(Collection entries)
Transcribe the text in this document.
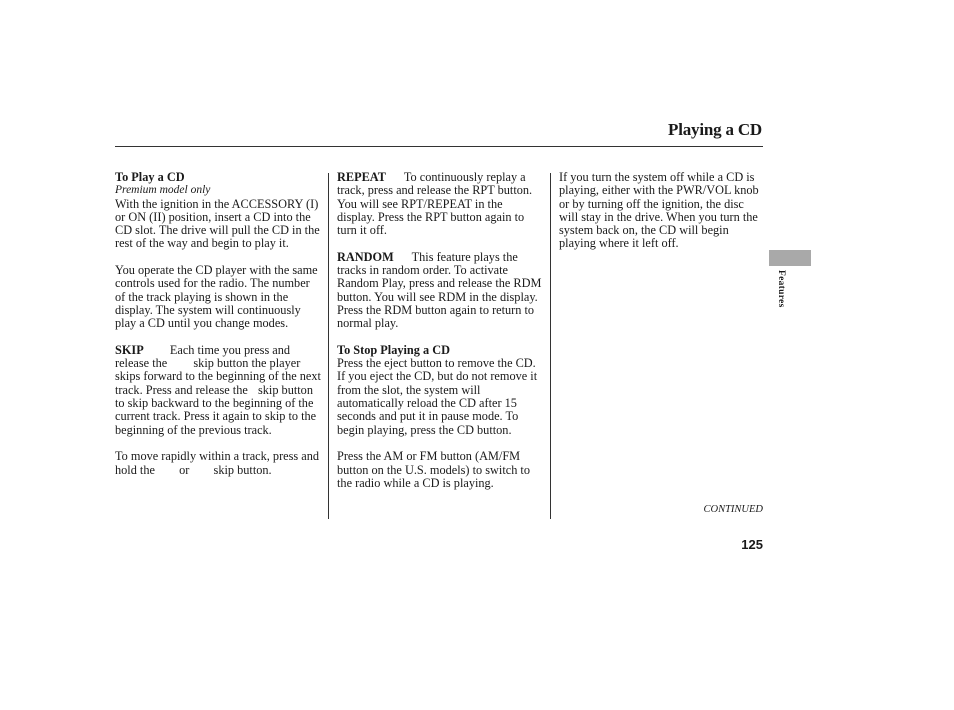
Playing a CD

To Play a CD
Premium model only
With the ignition in the ACCESSORY (I) or ON (II) position, insert a CD into the CD slot. The drive will pull the CD in the rest of the way and begin to play it.

You operate the CD player with the same controls used for the radio. The number of the track playing is shown in the display. The system will continuously play a CD until you change modes.

SKIP Each time you press and release the skip button the player skips forward to the beginning of the next track. Press and release the skip button to skip backward to the beginning of the current track. Press it again to skip to the beginning of the previous track.

To move rapidly within a track, press and hold the or skip button.

REPEAT To continuously replay a track, press and release the RPT button. You will see RPT/REPEAT in the display. Press the RPT button again to turn it off.

RANDOM This feature plays the tracks in random order. To activate Random Play, press and release the RDM button. You will see RDM in the display. Press the RDM button again to return to normal play.

To Stop Playing a CD
Press the eject button to remove the CD. If you eject the CD, but do not remove it from the slot, the system will automatically reload the CD after 15 seconds and put it in pause mode. To begin playing, press the CD button.

Press the AM or FM button (AM/FM button on the U.S. models) to switch to the radio while a CD is playing.

If you turn the system off while a CD is playing, either with the PWR/VOL knob or by turning off the ignition, the disc will stay in the drive. When you turn the system back on, the CD will begin playing where it left off.

Features
CONTINUED
125
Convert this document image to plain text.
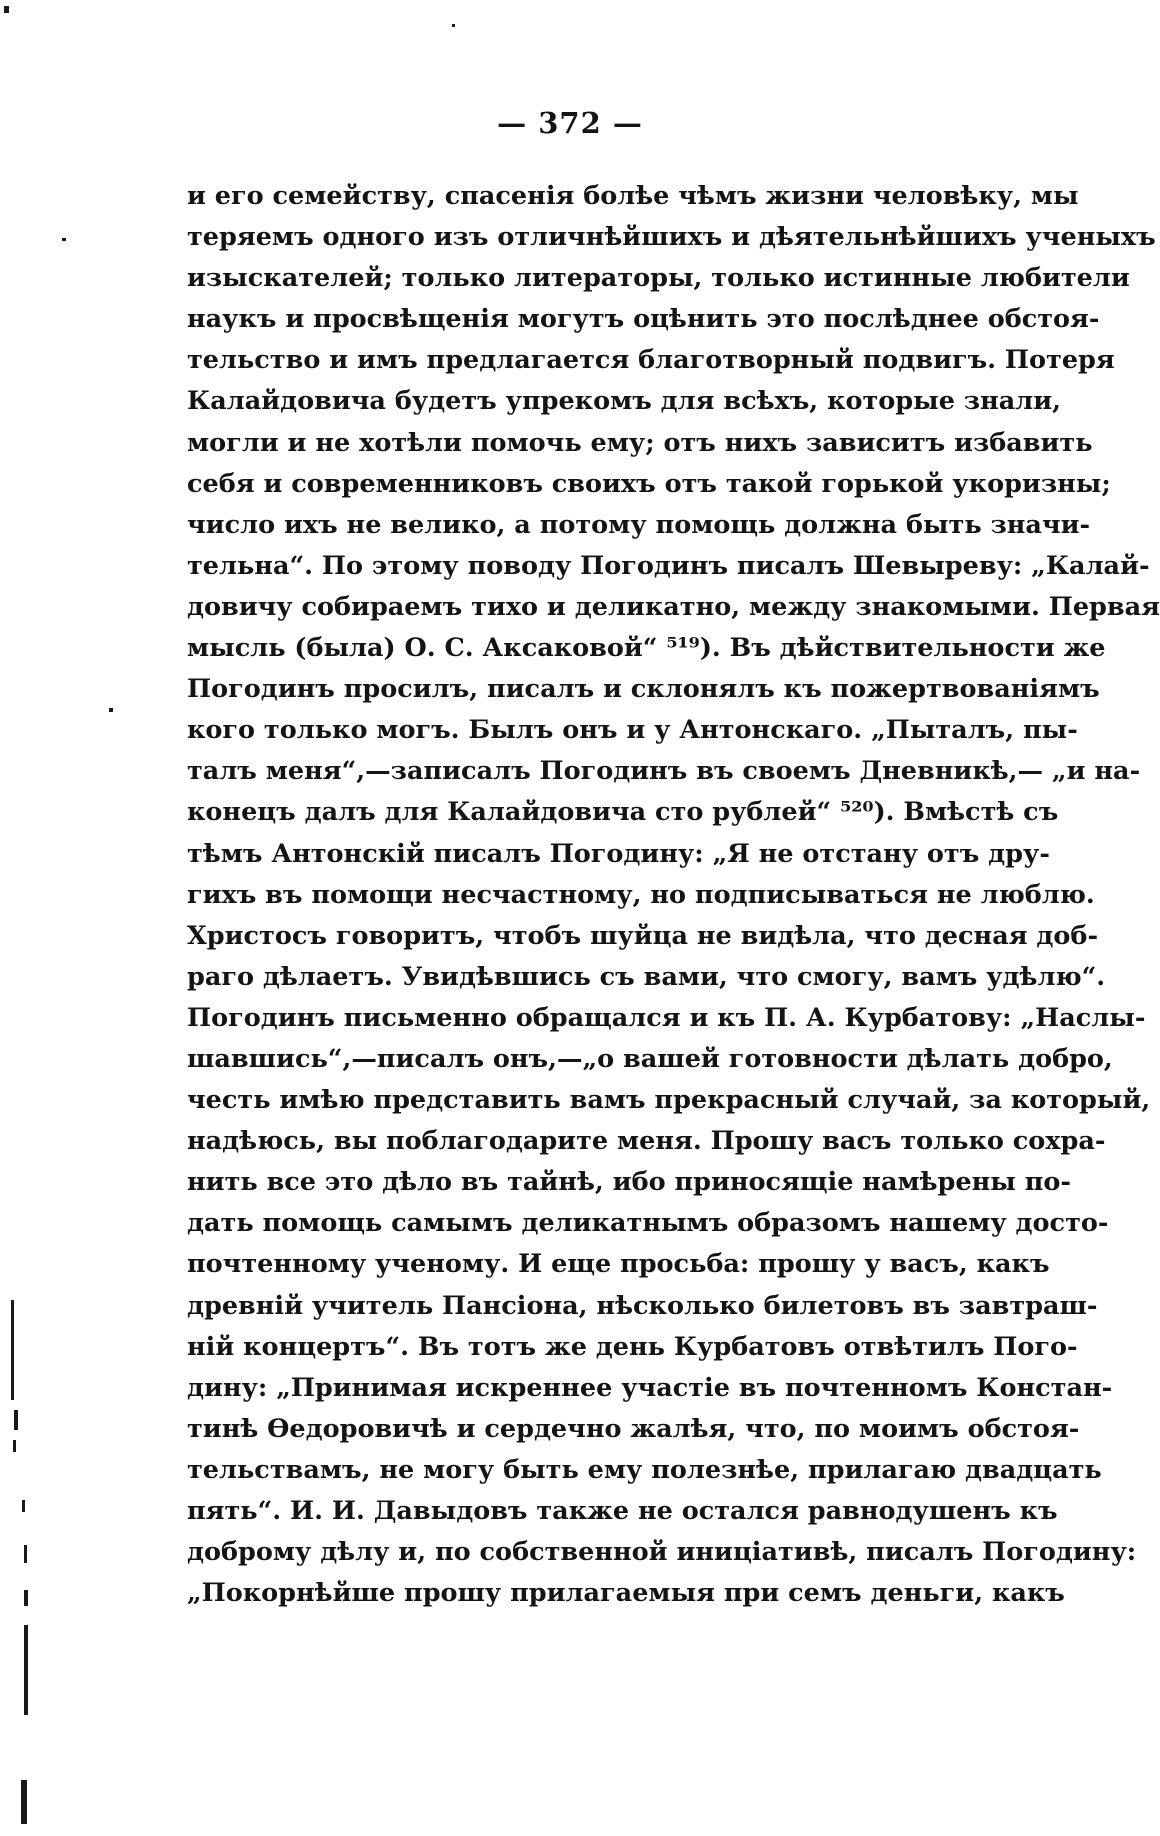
— 372 —
и его семейству, спасенія болѣе чѣмъ жизни человѣку, мы
теряемъ одного изъ отличнѣйшихъ и дѣятельнѣйшихъ ученыхъ
изыскателей; только литераторы, только истинные любители
наукъ и просвѣщенія могутъ оцѣнить это послѣднее обстоя-
тельство и имъ предлагается благотворный подвигъ. Потеря
Калайдовича будетъ упрекомъ для всѣхъ, которые знали,
могли и не хотѣли помочь ему; отъ нихъ зависитъ избавить
себя и современниковъ своихъ отъ такой горькой укоризны;
число ихъ не велико, а потому помощь должна быть значи-
тельна“. По этому поводу Погодинъ писалъ Шевыреву: „Калай-
довичу собираемъ тихо и деликатно, между знакомыми. Первая
мысль (была) О. С. Аксаковой“ ⁵¹⁹). Въ дѣйствительности же
Погодинъ просилъ, писалъ и склонялъ къ пожертвованіямъ
кого только могъ. Былъ онъ и у Антонскаго. „Пыталъ, пы-
талъ меня“,—записалъ Погодинъ въ своемъ Дневникѣ,— „и на-
конецъ далъ для Калайдовича сто рублей“ ⁵²⁰). Вмѣстѣ съ
тѣмъ Антонскій писалъ Погодину: „Я не отстану отъ дру-
гихъ въ помощи несчастному, но подписываться не люблю.
Христосъ говоритъ, чтобъ шуйца не видѣла, что десная доб-
раго дѣлаетъ. Увидѣвшись съ вами, что смогу, вамъ удѣлю“.
Погодинъ письменно обращался и къ П. А. Курбатову: „Наслы-
шавшись“,—писалъ онъ,—„о вашей готовности дѣлать добро,
честь имѣю представить вамъ прекрасный случай, за который,
надѣюсь, вы поблагодарите меня. Прошу васъ только сохра-
нить все это дѣло въ тайнѣ, ибо приносящіе намѣрены по-
дать помощь самымъ деликатнымъ образомъ нашему досто-
почтенному ученому. И еще просьба: прошу у васъ, какъ
древній учитель Пансіона, нѣсколько билетовъ въ завтраш-
ній концертъ“. Въ тотъ же день Курбатовъ отвѣтилъ Пого-
дину: „Принимая искреннее участіе въ почтенномъ Констан-
тинѣ Ѳедоровичѣ и сердечно жалѣя, что, по моимъ обстоя-
тельствамъ, не могу быть ему полезнѣе, прилагаю двадцать
пять“. И. И. Давыдовъ также не остался равнодушенъ къ
доброму дѣлу и, по собственной иниціативѣ, писалъ Погодину:
„Покорнѣйше прошу прилагаемыя при семъ деньги, какъ
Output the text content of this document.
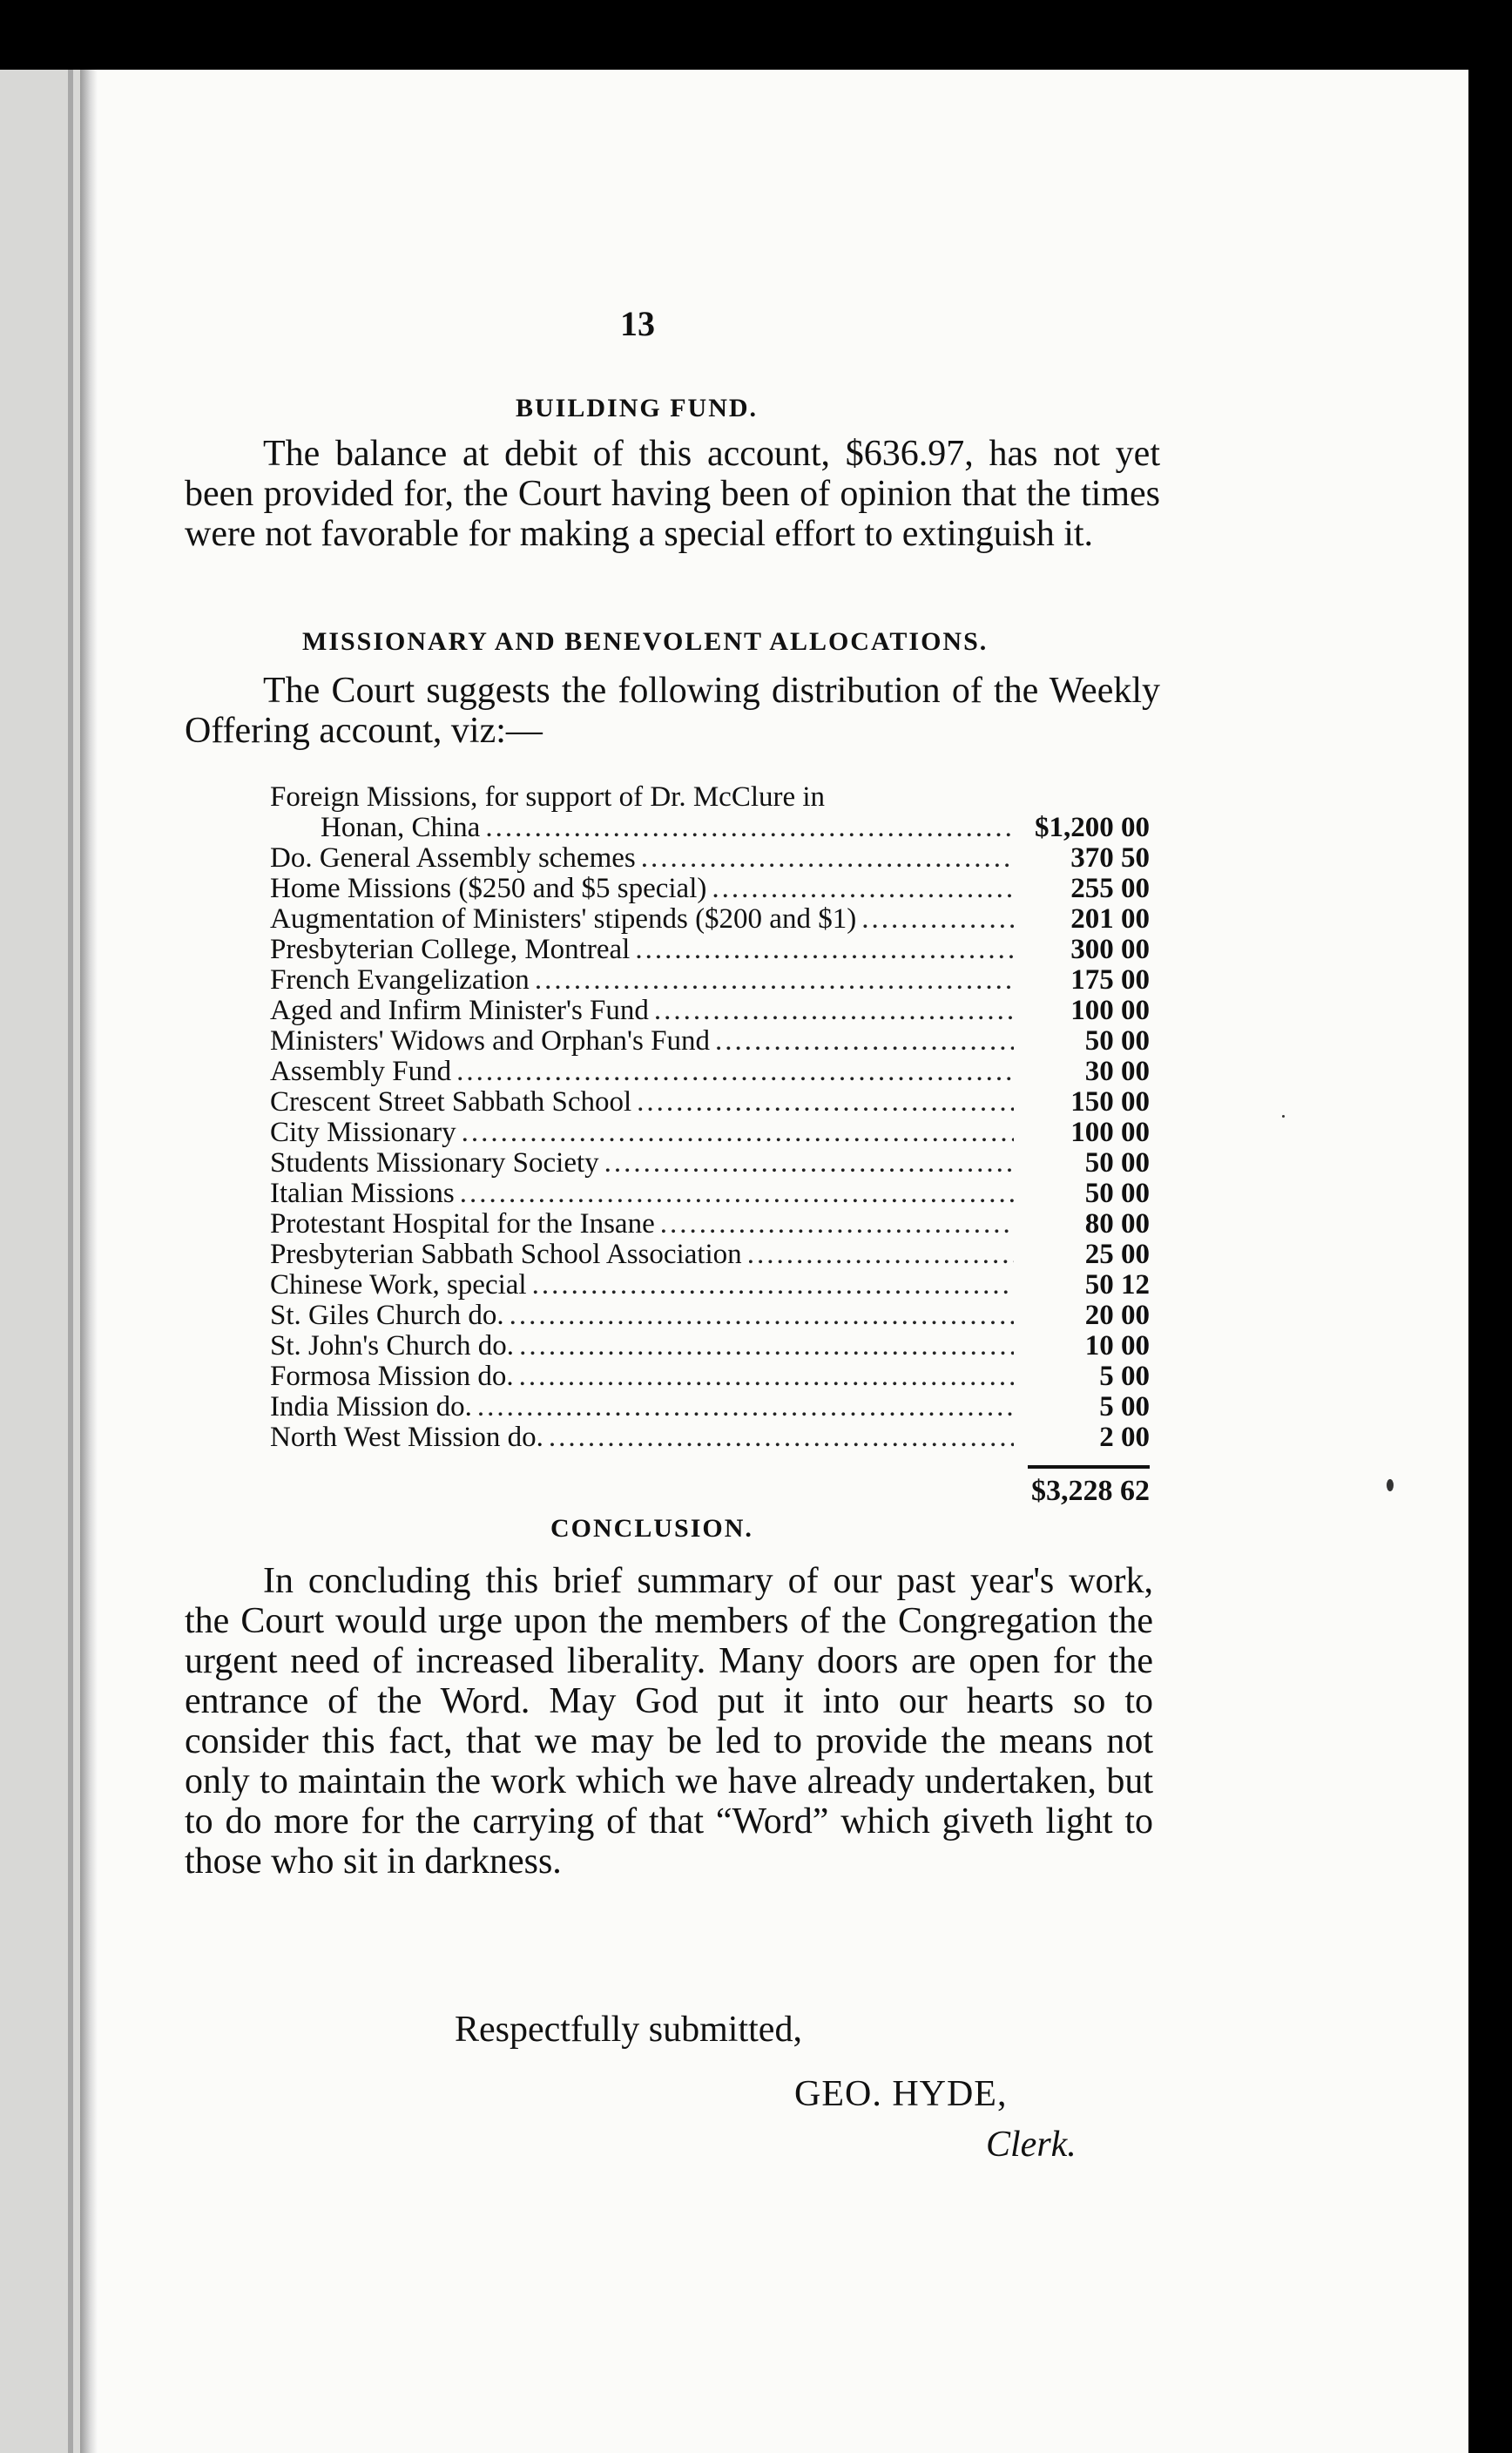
13
BUILDING FUND.
The balance at debit of this account, $636.97, has not yet been provided for, the Court having been of opinion that the times were not favorable for making a special effort to extinguish it.
MISSIONARY AND BENEVOLENT ALLOCATIONS.
The Court suggests the following distribution of the Weekly Offering account, viz:—
Foreign Missions, for support of Dr. McClure in
Honan, China .....	$1,200 00
Do. General Assembly schemes .....	370 50
Home Missions ($250 and $5 special) .....	255 00
Augmentation of Ministers' stipends ($200 and $1) .....	201 00
Presbyterian College, Montreal .....	300 00
French Evangelization .....	175 00
Aged and Infirm Minister's Fund .....	100 00
Ministers' Widows and Orphan's Fund .....	50 00
Assembly Fund .....	30 00
Crescent Street Sabbath School .....	150 00
City Missionary .....	100 00
Students Missionary Society .....	50 00
Italian Missions .....	50 00
Protestant Hospital for the Insane .....	80 00
Presbyterian Sabbath School Association .....	25 00
Chinese Work, special .....	50 12
St. Giles Church do. .....	20 00
St. John's Church do. .....	10 00
Formosa Mission do. .....	5 00
India Mission do. .....	5 00
North West Mission do. .....	2 00
$3,228 62
CONCLUSION.
In concluding this brief summary of our past year's work, the Court would urge upon the members of the Congregation the urgent need of increased liberality. Many doors are open for the entrance of the Word. May God put it into our hearts so to consider this fact, that we may be led to provide the means not only to maintain the work which we have already undertaken, but to do more for the carrying of that “Word” which giveth light to those who sit in darkness.
Respectfully submitted,
GEO. HYDE,
Clerk.
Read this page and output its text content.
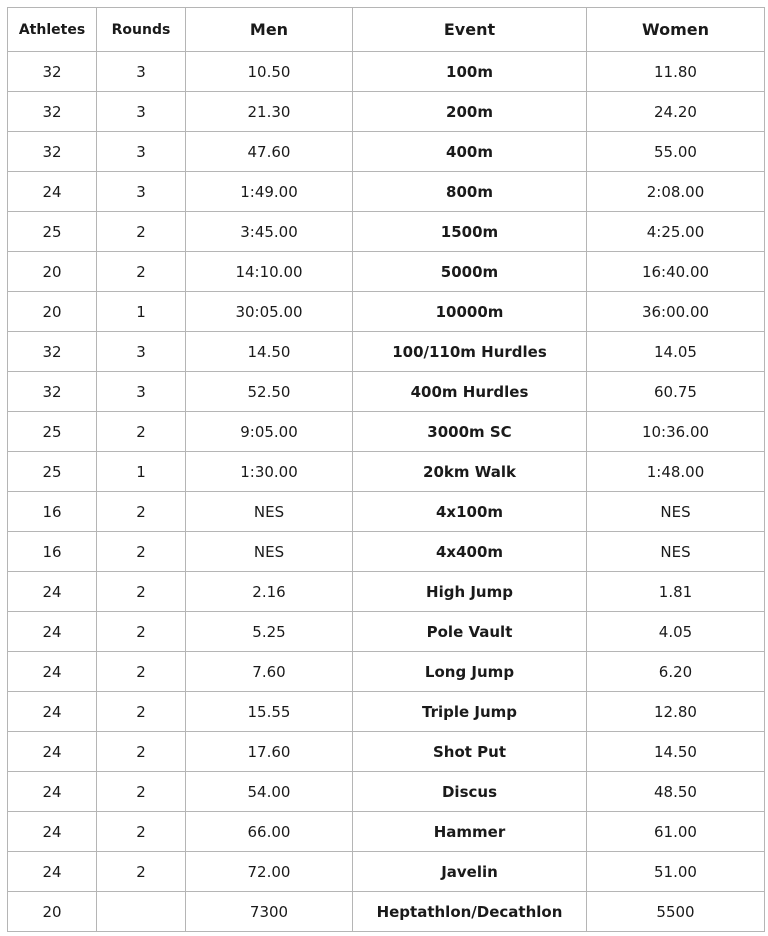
Athletes	Rounds	Men	Event	Women
32	3	10.50	100m	11.80
32	3	21.30	200m	24.20
32	3	47.60	400m	55.00
24	3	1:49.00	800m	2:08.00
25	2	3:45.00	1500m	4:25.00
20	2	14:10.00	5000m	16:40.00
20	1	30:05.00	10000m	36:00.00
32	3	14.50	100/110m Hurdles	14.05
32	3	52.50	400m Hurdles	60.75
25	2	9:05.00	3000m SC	10:36.00
25	1	1:30.00	20km Walk	1:48.00
16	2	NES	4x100m	NES
16	2	NES	4x400m	NES
24	2	2.16	High Jump	1.81
24	2	5.25	Pole Vault	4.05
24	2	7.60	Long Jump	6.20
24	2	15.55	Triple Jump	12.80
24	2	17.60	Shot Put	14.50
24	2	54.00	Discus	48.50
24	2	66.00	Hammer	61.00
24	2	72.00	Javelin	51.00
20		7300	Heptathlon/Decathlon	5500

* [Work to do]:
Gather all the lines that include the word "Missions" and copy them out.

* [Result of this exercise]:
Foreign Missions, for support of Dr. McClure in
Home Missions ($250 and $5 special) .....	255 00
Italian Missions .....	50 00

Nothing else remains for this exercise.